Task details —
Copy each line in the data that includes the word "this".

Task data —
- - -

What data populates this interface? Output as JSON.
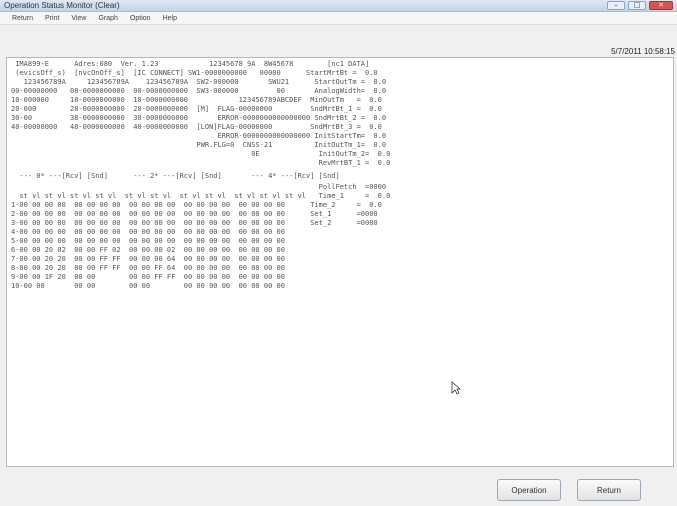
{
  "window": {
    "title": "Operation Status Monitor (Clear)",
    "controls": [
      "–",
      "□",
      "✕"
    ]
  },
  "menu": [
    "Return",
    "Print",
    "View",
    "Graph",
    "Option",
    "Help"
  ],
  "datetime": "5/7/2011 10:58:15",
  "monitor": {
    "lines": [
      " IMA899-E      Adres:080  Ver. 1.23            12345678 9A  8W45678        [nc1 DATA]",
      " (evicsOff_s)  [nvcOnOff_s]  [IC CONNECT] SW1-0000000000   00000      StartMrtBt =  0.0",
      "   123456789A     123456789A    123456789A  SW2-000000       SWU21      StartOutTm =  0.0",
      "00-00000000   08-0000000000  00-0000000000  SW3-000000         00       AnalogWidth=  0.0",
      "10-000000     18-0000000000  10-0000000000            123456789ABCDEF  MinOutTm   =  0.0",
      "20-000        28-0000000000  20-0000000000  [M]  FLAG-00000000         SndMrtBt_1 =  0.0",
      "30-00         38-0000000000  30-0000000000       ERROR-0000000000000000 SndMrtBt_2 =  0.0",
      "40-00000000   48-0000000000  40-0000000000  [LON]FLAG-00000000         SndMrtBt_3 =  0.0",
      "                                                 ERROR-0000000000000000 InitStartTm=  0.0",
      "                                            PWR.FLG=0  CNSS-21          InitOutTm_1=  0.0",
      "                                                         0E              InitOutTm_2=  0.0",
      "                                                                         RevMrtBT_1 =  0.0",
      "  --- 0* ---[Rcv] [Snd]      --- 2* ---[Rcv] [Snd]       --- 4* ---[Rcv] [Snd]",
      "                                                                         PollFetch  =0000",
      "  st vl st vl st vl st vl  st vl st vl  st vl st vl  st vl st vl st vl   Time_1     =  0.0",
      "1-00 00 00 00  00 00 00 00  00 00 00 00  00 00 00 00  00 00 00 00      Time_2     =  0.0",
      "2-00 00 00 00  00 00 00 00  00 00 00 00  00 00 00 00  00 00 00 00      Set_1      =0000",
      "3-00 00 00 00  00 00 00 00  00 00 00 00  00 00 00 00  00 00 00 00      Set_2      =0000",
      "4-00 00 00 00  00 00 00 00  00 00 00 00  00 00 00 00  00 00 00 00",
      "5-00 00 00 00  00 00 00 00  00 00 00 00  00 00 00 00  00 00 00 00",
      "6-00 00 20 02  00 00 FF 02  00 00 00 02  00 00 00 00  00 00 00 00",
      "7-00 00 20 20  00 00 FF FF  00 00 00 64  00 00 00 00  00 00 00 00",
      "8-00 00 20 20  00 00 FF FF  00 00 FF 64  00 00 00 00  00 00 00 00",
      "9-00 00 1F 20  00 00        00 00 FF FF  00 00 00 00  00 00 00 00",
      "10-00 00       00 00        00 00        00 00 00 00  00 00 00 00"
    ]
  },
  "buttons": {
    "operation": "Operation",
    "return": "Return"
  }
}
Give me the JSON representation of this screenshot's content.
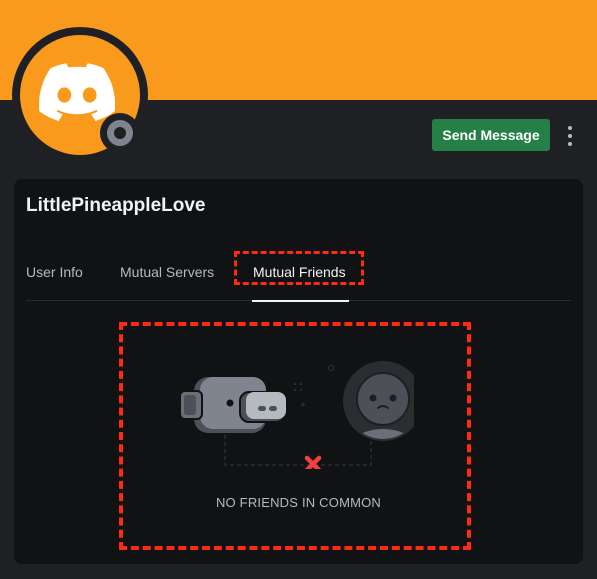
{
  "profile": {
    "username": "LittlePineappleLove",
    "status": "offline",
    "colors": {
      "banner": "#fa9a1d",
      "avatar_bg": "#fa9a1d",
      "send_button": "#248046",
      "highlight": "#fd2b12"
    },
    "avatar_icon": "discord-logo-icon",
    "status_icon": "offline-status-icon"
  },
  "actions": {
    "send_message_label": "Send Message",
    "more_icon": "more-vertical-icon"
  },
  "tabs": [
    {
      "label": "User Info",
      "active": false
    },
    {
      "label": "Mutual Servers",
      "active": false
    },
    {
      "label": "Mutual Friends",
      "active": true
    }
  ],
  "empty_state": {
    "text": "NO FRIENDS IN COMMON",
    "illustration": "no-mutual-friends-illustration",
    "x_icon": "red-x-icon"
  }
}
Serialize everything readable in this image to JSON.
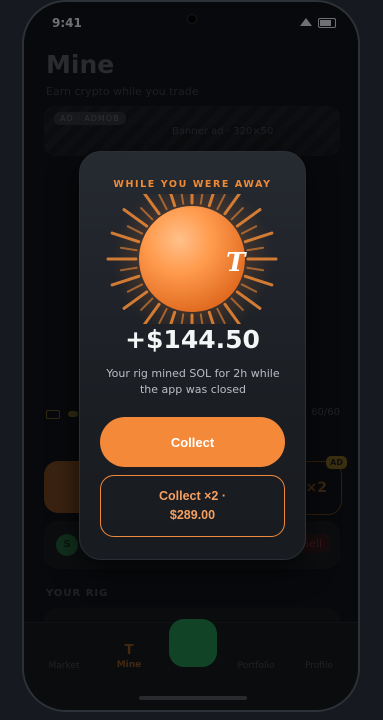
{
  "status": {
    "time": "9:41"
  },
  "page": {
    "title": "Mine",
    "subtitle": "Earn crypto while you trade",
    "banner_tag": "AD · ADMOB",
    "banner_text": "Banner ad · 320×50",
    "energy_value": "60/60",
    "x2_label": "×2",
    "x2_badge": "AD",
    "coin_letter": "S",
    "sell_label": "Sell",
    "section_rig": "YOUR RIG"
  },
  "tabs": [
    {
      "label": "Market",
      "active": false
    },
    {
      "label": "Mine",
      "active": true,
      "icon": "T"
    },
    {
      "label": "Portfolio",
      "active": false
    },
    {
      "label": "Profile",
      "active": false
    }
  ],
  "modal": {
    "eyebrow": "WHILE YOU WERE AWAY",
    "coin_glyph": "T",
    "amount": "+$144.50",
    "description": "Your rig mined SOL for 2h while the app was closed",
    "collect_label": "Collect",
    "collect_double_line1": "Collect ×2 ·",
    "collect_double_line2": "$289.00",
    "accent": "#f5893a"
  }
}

- - -

Output below —
What data populates this interface? Output as JSON.
Give me the JSON representation of this screenshot's content.
Serialize everything readable in this image to JSON.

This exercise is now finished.